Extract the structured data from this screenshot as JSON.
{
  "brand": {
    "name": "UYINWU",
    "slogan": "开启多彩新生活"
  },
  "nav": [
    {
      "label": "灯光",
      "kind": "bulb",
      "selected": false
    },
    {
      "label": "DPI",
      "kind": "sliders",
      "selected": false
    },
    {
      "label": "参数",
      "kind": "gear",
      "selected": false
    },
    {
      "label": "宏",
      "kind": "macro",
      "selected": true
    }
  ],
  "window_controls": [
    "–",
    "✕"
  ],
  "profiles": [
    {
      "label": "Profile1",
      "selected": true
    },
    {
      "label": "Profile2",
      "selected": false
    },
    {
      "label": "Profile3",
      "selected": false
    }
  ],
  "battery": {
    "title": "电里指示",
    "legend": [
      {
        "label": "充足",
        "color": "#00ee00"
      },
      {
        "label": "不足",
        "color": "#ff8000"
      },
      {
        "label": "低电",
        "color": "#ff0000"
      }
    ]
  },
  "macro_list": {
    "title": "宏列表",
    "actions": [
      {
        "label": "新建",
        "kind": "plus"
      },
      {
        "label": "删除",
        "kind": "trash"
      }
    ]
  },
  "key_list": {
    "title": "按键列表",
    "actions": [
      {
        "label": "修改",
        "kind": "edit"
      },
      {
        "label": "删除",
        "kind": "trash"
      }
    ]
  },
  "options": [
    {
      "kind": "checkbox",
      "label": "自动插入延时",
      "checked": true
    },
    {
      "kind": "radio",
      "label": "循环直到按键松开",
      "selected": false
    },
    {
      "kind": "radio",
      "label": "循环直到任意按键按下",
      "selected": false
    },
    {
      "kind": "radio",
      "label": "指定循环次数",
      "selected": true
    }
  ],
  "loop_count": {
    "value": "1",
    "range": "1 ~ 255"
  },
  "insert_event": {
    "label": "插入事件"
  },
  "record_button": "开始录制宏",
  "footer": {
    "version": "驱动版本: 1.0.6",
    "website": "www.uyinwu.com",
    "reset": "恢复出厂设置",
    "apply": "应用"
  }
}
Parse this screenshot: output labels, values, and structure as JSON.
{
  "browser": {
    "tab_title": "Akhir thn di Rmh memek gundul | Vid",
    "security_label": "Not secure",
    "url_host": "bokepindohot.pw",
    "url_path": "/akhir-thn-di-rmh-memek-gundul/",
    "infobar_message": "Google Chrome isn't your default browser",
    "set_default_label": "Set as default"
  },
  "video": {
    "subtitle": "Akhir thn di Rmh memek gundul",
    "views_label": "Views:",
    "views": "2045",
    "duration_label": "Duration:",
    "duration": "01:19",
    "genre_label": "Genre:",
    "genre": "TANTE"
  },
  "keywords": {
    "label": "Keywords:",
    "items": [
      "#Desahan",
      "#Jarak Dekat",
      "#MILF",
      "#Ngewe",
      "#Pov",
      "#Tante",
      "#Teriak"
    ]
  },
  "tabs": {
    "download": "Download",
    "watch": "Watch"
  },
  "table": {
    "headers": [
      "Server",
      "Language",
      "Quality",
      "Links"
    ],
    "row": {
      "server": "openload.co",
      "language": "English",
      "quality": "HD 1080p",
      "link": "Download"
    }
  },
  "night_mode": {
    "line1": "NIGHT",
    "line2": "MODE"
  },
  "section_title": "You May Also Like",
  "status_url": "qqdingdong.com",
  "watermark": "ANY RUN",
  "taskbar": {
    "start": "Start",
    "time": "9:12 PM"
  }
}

* [Required work]:
Output the complete data exactly as written.

* [Task output]:
Extract the structured data from this screenshot as JSON.
{
  "brand": {
    "name": "UYINWU",
    "slogan": "开启多彩新生活"
  },
  "nav": [
    {
      "label": "灯光",
      "kind": "bulb",
      "selected": false
    },
    {
      "label": "DPI",
      "kind": "sliders",
      "selected": false
    },
    {
      "label": "参数",
      "kind": "gear",
      "selected": false
    },
    {
      "label": "宏",
      "kind": "macro",
      "selected": true
    }
  ],
  "window_controls": [
    "–",
    "✕"
  ],
  "profiles": [
    {
      "label": "Profile1",
      "selected": true
    },
    {
      "label": "Profile2",
      "selected": false
    },
    {
      "label": "Profile3",
      "selected": false
    }
  ],
  "battery": {
    "title": "电里指示",
    "legend": [
      {
        "label": "充足",
        "color": "#00ee00"
      },
      {
        "label": "不足",
        "color": "#ff8000"
      },
      {
        "label": "低电",
        "color": "#ff0000"
      }
    ]
  },
  "macro_list": {
    "title": "宏列表",
    "actions": [
      {
        "label": "新建",
        "kind": "plus"
      },
      {
        "label": "删除",
        "kind": "trash"
      }
    ]
  },
  "key_list": {
    "title": "按键列表",
    "actions": [
      {
        "label": "修改",
        "kind": "edit"
      },
      {
        "label": "删除",
        "kind": "trash"
      }
    ]
  },
  "options": [
    {
      "kind": "checkbox",
      "label": "自动插入延时",
      "checked": true
    },
    {
      "kind": "radio",
      "label": "循环直到按键松开",
      "selected": false
    },
    {
      "kind": "radio",
      "label": "循环直到任意按键按下",
      "selected": false
    },
    {
      "kind": "radio",
      "label": "指定循环次数",
      "selected": true
    }
  ],
  "loop_count": {
    "value": "1",
    "range": "1 ~ 255"
  },
  "insert_event": {
    "label": "插入事件"
  },
  "record_button": "开始录制宏",
  "footer": {
    "version": "驱动版本: 1.0.6",
    "website": "www.uyinwu.com",
    "reset": "恢复出厂设置",
    "apply": "应用"
  }
}
Parse this screenshot: output labels, values, and structure as JSON.
{
  "browser": {
    "tab_title": "Akhir thn di Rmh memek gundul | Vid",
    "security_label": "Not secure",
    "url_host": "bokepindohot.pw",
    "url_path": "/akhir-thn-di-rmh-memek-gundul/",
    "infobar_message": "Google Chrome isn't your default browser",
    "set_default_label": "Set as default"
  },
  "video": {
    "subtitle": "Akhir thn di Rmh memek gundul",
    "views_label": "Views:",
    "views": "2045",
    "duration_label": "Duration:",
    "duration": "01:19",
    "genre_label": "Genre:",
    "genre": "TANTE"
  },
  "keywords": {
    "label": "Keywords:",
    "items": [
      "#Desahan",
      "#Jarak Dekat",
      "#MILF",
      "#Ngewe",
      "#Pov",
      "#Tante",
      "#Teriak"
    ]
  },
  "tabs": {
    "download": "Download",
    "watch": "Watch"
  },
  "table": {
    "headers": [
      "Server",
      "Language",
      "Quality",
      "Links"
    ],
    "row": {
      "server": "openload.co",
      "language": "English",
      "quality": "HD 1080p",
      "link": "Download"
    }
  },
  "night_mode": {
    "line1": "NIGHT",
    "line2": "MODE"
  },
  "section_title": "You May Also Like",
  "status_url": "qqdingdong.com",
  "watermark": "ANY RUN",
  "taskbar": {
    "start": "Start",
    "time": "9:12 PM"
  }
}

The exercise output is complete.